BRIEF: Retype each record below word for word. Leave the pictures out.

EXERCISE DATA:
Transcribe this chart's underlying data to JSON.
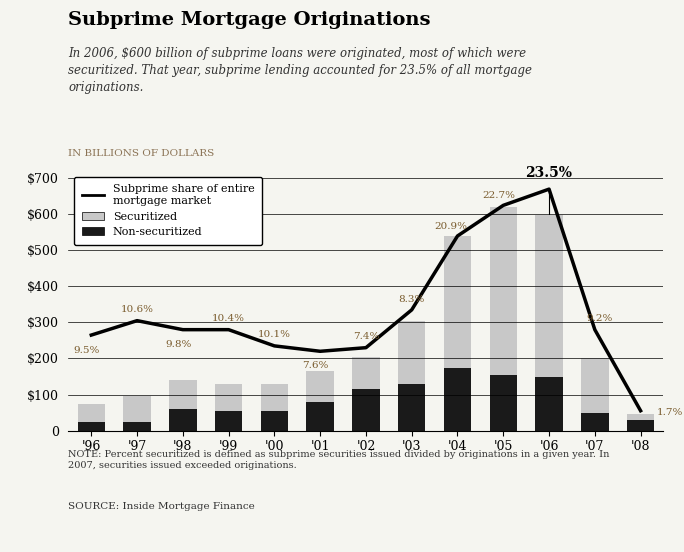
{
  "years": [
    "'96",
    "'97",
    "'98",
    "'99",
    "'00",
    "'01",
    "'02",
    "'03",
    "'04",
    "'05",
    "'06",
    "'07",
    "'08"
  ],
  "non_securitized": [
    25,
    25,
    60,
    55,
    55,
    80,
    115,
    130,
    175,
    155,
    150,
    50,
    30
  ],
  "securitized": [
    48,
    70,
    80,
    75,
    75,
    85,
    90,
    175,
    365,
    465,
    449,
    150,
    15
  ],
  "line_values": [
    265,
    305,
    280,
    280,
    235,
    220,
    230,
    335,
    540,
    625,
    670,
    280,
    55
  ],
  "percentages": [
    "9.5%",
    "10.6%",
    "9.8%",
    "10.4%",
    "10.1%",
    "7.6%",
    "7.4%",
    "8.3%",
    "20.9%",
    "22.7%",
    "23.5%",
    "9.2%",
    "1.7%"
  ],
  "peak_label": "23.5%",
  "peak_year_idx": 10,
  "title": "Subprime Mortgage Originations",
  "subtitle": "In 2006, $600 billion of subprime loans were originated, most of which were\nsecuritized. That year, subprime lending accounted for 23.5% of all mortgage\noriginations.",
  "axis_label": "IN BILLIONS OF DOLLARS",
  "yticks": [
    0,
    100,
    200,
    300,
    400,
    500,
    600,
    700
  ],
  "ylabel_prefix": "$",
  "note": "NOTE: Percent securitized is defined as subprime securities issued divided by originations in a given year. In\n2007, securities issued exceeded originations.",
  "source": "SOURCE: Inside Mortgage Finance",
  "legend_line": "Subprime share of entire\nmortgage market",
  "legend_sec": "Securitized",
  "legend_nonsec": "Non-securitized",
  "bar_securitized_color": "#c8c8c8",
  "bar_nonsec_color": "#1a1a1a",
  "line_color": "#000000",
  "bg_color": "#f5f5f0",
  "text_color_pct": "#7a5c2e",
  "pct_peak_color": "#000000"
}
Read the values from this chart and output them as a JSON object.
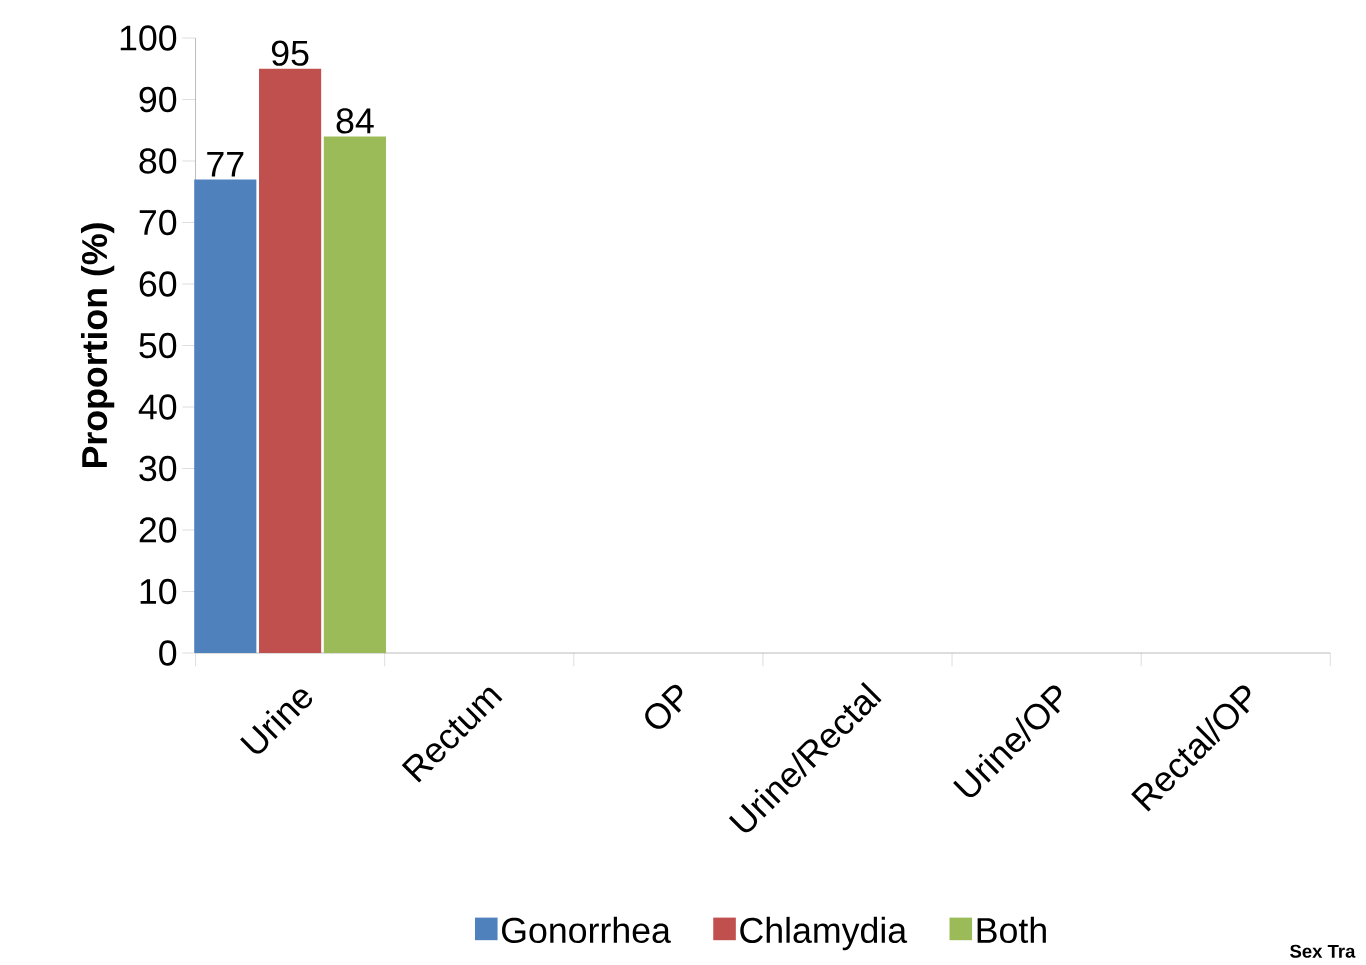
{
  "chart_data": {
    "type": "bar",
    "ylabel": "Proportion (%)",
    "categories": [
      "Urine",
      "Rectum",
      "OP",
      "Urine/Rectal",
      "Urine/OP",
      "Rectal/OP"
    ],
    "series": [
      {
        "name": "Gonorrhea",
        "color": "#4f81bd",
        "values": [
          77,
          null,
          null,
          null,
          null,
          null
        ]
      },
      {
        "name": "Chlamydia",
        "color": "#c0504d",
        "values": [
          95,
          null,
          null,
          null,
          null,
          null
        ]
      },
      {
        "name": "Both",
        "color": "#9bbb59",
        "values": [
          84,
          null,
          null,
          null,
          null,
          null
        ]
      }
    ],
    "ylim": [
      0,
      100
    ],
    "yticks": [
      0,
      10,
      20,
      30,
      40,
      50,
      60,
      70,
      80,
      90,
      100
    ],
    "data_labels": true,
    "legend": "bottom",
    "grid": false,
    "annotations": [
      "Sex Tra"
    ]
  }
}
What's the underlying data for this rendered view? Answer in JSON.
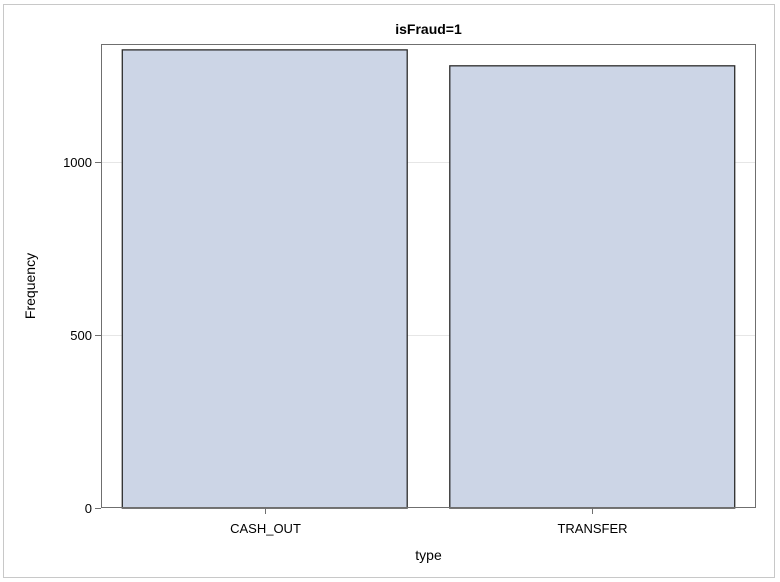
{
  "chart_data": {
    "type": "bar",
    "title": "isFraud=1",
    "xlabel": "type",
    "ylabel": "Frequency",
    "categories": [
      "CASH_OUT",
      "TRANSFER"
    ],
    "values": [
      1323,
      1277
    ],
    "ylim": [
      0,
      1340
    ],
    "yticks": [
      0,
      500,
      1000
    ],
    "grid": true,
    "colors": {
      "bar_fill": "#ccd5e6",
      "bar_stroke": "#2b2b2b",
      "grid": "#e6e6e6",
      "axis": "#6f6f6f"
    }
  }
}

ANSWER FOR THIS EXERCISE:
Transcribe this chart's underlying data to JSON.
{
  "years": [
    "'96",
    "'97",
    "'98",
    "'99",
    "'00",
    "'01",
    "'02",
    "'03",
    "'04",
    "'05",
    "'06",
    "'07",
    "'08"
  ],
  "non_securitized": [
    25,
    25,
    60,
    55,
    55,
    80,
    115,
    130,
    175,
    155,
    150,
    50,
    30
  ],
  "securitized": [
    48,
    70,
    80,
    75,
    75,
    85,
    90,
    175,
    365,
    465,
    449,
    150,
    15
  ],
  "line_values": [
    265,
    305,
    280,
    280,
    235,
    220,
    230,
    335,
    540,
    625,
    670,
    280,
    55
  ],
  "percentages": [
    "9.5%",
    "10.6%",
    "9.8%",
    "10.4%",
    "10.1%",
    "7.6%",
    "7.4%",
    "8.3%",
    "20.9%",
    "22.7%",
    "23.5%",
    "9.2%",
    "1.7%"
  ],
  "peak_label": "23.5%",
  "peak_year_idx": 10,
  "title": "Subprime Mortgage Originations",
  "subtitle": "In 2006, $600 billion of subprime loans were originated, most of which were\nsecuritized. That year, subprime lending accounted for 23.5% of all mortgage\noriginations.",
  "axis_label": "IN BILLIONS OF DOLLARS",
  "yticks": [
    0,
    100,
    200,
    300,
    400,
    500,
    600,
    700
  ],
  "ylabel_prefix": "$",
  "note": "NOTE: Percent securitized is defined as subprime securities issued divided by originations in a given year. In\n2007, securities issued exceeded originations.",
  "source": "SOURCE: Inside Mortgage Finance",
  "legend_line": "Subprime share of entire\nmortgage market",
  "legend_sec": "Securitized",
  "legend_nonsec": "Non-securitized",
  "bar_securitized_color": "#c8c8c8",
  "bar_nonsec_color": "#1a1a1a",
  "line_color": "#000000",
  "bg_color": "#f5f5f0",
  "text_color_pct": "#7a5c2e",
  "pct_peak_color": "#000000"
}
Read the values from this chart and output them as a JSON object.
{
  "chart_data": {
    "type": "bar",
    "ylabel": "Proportion (%)",
    "categories": [
      "Urine",
      "Rectum",
      "OP",
      "Urine/Rectal",
      "Urine/OP",
      "Rectal/OP"
    ],
    "series": [
      {
        "name": "Gonorrhea",
        "color": "#4f81bd",
        "values": [
          77,
          null,
          null,
          null,
          null,
          null
        ]
      },
      {
        "name": "Chlamydia",
        "color": "#c0504d",
        "values": [
          95,
          null,
          null,
          null,
          null,
          null
        ]
      },
      {
        "name": "Both",
        "color": "#9bbb59",
        "values": [
          84,
          null,
          null,
          null,
          null,
          null
        ]
      }
    ],
    "ylim": [
      0,
      100
    ],
    "yticks": [
      0,
      10,
      20,
      30,
      40,
      50,
      60,
      70,
      80,
      90,
      100
    ],
    "data_labels": true,
    "legend": "bottom",
    "grid": false,
    "annotations": [
      "Sex Tra"
    ]
  }
}
What's the underlying data for this rendered view? Answer in JSON.
{
  "chart_data": {
    "type": "bar",
    "title": "isFraud=1",
    "xlabel": "type",
    "ylabel": "Frequency",
    "categories": [
      "CASH_OUT",
      "TRANSFER"
    ],
    "values": [
      1323,
      1277
    ],
    "ylim": [
      0,
      1340
    ],
    "yticks": [
      0,
      500,
      1000
    ],
    "grid": true,
    "colors": {
      "bar_fill": "#ccd5e6",
      "bar_stroke": "#2b2b2b",
      "grid": "#e6e6e6",
      "axis": "#6f6f6f"
    }
  }
}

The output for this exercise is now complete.